SET TASK: In full and without deviation, write out the entries that follow.

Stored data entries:
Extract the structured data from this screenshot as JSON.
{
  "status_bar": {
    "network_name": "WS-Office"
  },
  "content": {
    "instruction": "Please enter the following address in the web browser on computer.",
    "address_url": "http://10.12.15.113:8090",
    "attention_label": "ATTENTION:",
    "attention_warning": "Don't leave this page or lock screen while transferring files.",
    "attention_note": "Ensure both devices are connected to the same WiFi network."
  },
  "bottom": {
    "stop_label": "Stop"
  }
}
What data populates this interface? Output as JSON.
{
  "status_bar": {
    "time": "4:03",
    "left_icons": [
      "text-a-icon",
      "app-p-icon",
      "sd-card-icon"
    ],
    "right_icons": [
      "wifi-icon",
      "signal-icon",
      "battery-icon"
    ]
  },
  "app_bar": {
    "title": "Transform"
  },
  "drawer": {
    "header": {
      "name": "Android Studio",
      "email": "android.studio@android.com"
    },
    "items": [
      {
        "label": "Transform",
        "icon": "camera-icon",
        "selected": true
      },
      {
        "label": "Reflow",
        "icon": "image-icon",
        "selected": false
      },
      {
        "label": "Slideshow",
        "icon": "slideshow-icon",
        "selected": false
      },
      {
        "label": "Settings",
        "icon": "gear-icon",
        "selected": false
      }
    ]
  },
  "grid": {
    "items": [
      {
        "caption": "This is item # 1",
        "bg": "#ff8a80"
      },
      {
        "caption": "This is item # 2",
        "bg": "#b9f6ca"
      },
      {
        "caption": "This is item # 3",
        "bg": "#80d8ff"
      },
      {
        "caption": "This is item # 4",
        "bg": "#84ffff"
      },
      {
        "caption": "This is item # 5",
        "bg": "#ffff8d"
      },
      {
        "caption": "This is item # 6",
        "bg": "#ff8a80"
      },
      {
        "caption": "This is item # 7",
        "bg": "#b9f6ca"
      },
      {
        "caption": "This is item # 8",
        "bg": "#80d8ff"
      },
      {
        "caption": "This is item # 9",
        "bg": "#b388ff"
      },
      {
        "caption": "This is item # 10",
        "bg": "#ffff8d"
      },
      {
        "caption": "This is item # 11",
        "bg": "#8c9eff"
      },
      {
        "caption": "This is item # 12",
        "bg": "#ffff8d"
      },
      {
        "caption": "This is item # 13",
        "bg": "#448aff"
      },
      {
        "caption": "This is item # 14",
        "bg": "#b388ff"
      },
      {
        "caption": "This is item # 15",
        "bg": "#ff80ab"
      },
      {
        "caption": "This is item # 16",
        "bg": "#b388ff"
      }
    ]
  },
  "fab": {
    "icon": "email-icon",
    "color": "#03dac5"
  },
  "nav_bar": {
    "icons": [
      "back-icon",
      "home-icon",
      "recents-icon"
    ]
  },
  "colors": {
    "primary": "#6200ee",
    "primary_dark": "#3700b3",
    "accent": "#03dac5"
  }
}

TASK ANSWER:
Extract the structured data from this screenshot as JSON.
{
  "status_bar": {
    "network_name": "WS-Office"
  },
  "content": {
    "instruction": "Please enter the following address in the web browser on computer.",
    "address_url": "http://10.12.15.113:8090",
    "attention_label": "ATTENTION:",
    "attention_warning": "Don't leave this page or lock screen while transferring files.",
    "attention_note": "Ensure both devices are connected to the same WiFi network."
  },
  "bottom": {
    "stop_label": "Stop"
  }
}
What data populates this interface? Output as JSON.
{
  "status_bar": {
    "time": "4:03",
    "left_icons": [
      "text-a-icon",
      "app-p-icon",
      "sd-card-icon"
    ],
    "right_icons": [
      "wifi-icon",
      "signal-icon",
      "battery-icon"
    ]
  },
  "app_bar": {
    "title": "Transform"
  },
  "drawer": {
    "header": {
      "name": "Android Studio",
      "email": "android.studio@android.com"
    },
    "items": [
      {
        "label": "Transform",
        "icon": "camera-icon",
        "selected": true
      },
      {
        "label": "Reflow",
        "icon": "image-icon",
        "selected": false
      },
      {
        "label": "Slideshow",
        "icon": "slideshow-icon",
        "selected": false
      },
      {
        "label": "Settings",
        "icon": "gear-icon",
        "selected": false
      }
    ]
  },
  "grid": {
    "items": [
      {
        "caption": "This is item # 1",
        "bg": "#ff8a80"
      },
      {
        "caption": "This is item # 2",
        "bg": "#b9f6ca"
      },
      {
        "caption": "This is item # 3",
        "bg": "#80d8ff"
      },
      {
        "caption": "This is item # 4",
        "bg": "#84ffff"
      },
      {
        "caption": "This is item # 5",
        "bg": "#ffff8d"
      },
      {
        "caption": "This is item # 6",
        "bg": "#ff8a80"
      },
      {
        "caption": "This is item # 7",
        "bg": "#b9f6ca"
      },
      {
        "caption": "This is item # 8",
        "bg": "#80d8ff"
      },
      {
        "caption": "This is item # 9",
        "bg": "#b388ff"
      },
      {
        "caption": "This is item # 10",
        "bg": "#ffff8d"
      },
      {
        "caption": "This is item # 11",
        "bg": "#8c9eff"
      },
      {
        "caption": "This is item # 12",
        "bg": "#ffff8d"
      },
      {
        "caption": "This is item # 13",
        "bg": "#448aff"
      },
      {
        "caption": "This is item # 14",
        "bg": "#b388ff"
      },
      {
        "caption": "This is item # 15",
        "bg": "#ff80ab"
      },
      {
        "caption": "This is item # 16",
        "bg": "#b388ff"
      }
    ]
  },
  "fab": {
    "icon": "email-icon",
    "color": "#03dac5"
  },
  "nav_bar": {
    "icons": [
      "back-icon",
      "home-icon",
      "recents-icon"
    ]
  },
  "colors": {
    "primary": "#6200ee",
    "primary_dark": "#3700b3",
    "accent": "#03dac5"
  }
}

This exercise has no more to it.